### To be done
Write out the full listing exactly as given, minus the images.

-- BEGIN Task data --

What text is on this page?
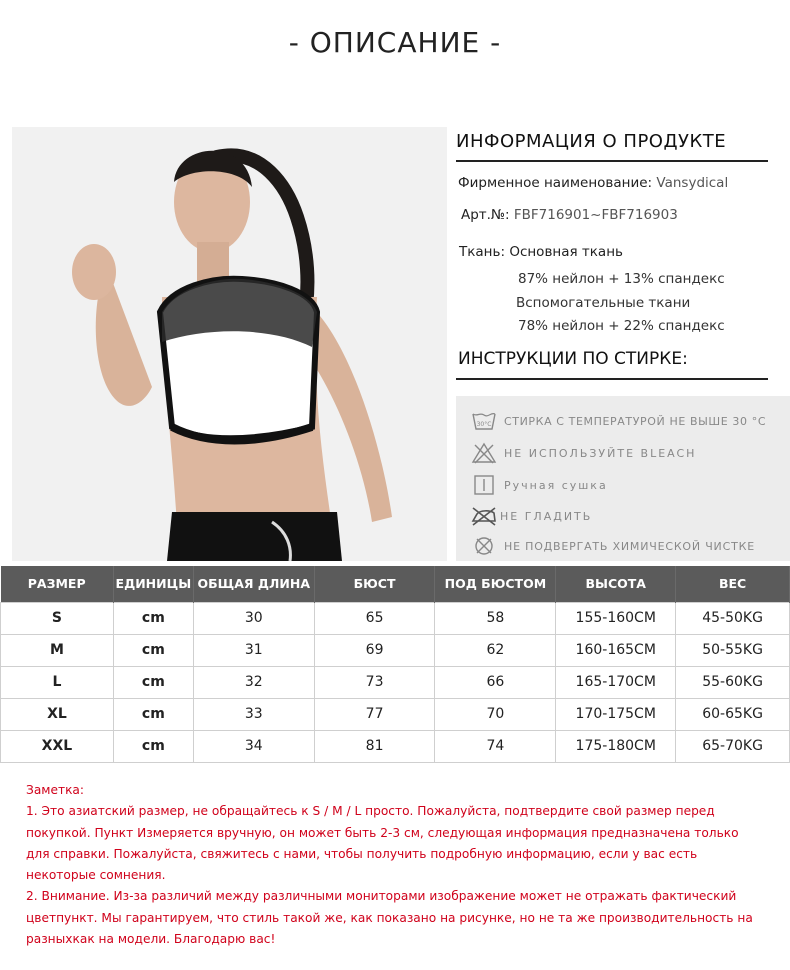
- ОПИСАНИЕ -
ИНФОРМАЦИЯ О ПРОДУКТЕ
Фирменное наименование: Vansydical
Арт.№: FBF716901~FBF716903
Ткань: Основная ткань
87% нейлон + 13% спандекс
Вспомогательные ткани
78% нейлон + 22% спандекс
ИНСТРУКЦИИ ПО СТИРКЕ:
30°C СТИРКА С ТЕМПЕРАТУРОЙ НЕ ВЫШЕ 30 °C
НЕ ИСПОЛЬЗУЙТЕ BLEACH
Ручная сушка
НЕ ГЛАДИТЬ
НЕ ПОДВЕРГАТЬ ХИМИЧЕСКОЙ ЧИСТКЕ
РАЗМЕР	ЕДИНИЦЫ	ОБЩАЯ ДЛИНА	БЮСТ	ПОД БЮСТОМ	ВЫСОТА	ВЕС
S	cm	30	65	58	155-160CM	45-50KG
M	cm	31	69	62	160-165CM	50-55KG
L	cm	32	73	66	165-170CM	55-60KG
XL	cm	33	77	70	170-175CM	60-65KG
XXL	cm	34	81	74	175-180CM	65-70KG
Заметка:
1. Это азиатский размер, не обращайтесь к S / M / L просто. Пожалуйста, подтвердите свой размер перед
покупкой. Пункт Измеряется вручную, он может быть 2-3 см, следующая информация предназначена только
для справки. Пожалуйста, свяжитесь с нами, чтобы получить подробную информацию, если у вас есть
некоторые сомнения.
2. Внимание. Из-за различий между различными мониторами изображение может не отражать фактический
цветпункт. Мы гарантируем, что стиль такой же, как показано на рисунке, но не та же производительность на
разныхкак на модели. Благодарю вас!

-- END Task data --

### Result below
What text is on this page?
- ОПИСАНИЕ -
ИНФОРМАЦИЯ О ПРОДУКТЕ
Фирменное наименование: Vansydical
Арт.№: FBF716901~FBF716903
Ткань: Основная ткань
87% нейлон + 13% спандекс
Вспомогательные ткани
78% нейлон + 22% спандекс
ИНСТРУКЦИИ ПО СТИРКЕ:
30°C СТИРКА С ТЕМПЕРАТУРОЙ НЕ ВЫШЕ 30 °C
НЕ ИСПОЛЬЗУЙТЕ BLEACH
Ручная сушка
НЕ ГЛАДИТЬ
НЕ ПОДВЕРГАТЬ ХИМИЧЕСКОЙ ЧИСТКЕ
РАЗМЕР	ЕДИНИЦЫ	ОБЩАЯ ДЛИНА	БЮСТ	ПОД БЮСТОМ	ВЫСОТА	ВЕС
S	cm	30	65	58	155-160CM	45-50KG
M	cm	31	69	62	160-165CM	50-55KG
L	cm	32	73	66	165-170CM	55-60KG
XL	cm	33	77	70	170-175CM	60-65KG
XXL	cm	34	81	74	175-180CM	65-70KG
Заметка:
1. Это азиатский размер, не обращайтесь к S / M / L просто. Пожалуйста, подтвердите свой размер перед
покупкой. Пункт Измеряется вручную, он может быть 2-3 см, следующая информация предназначена только
для справки. Пожалуйста, свяжитесь с нами, чтобы получить подробную информацию, если у вас есть
некоторые сомнения.
2. Внимание. Из-за различий между различными мониторами изображение может не отражать фактический
цветпункт. Мы гарантируем, что стиль такой же, как показано на рисунке, но не та же производительность на
разныхкак на модели. Благодарю вас!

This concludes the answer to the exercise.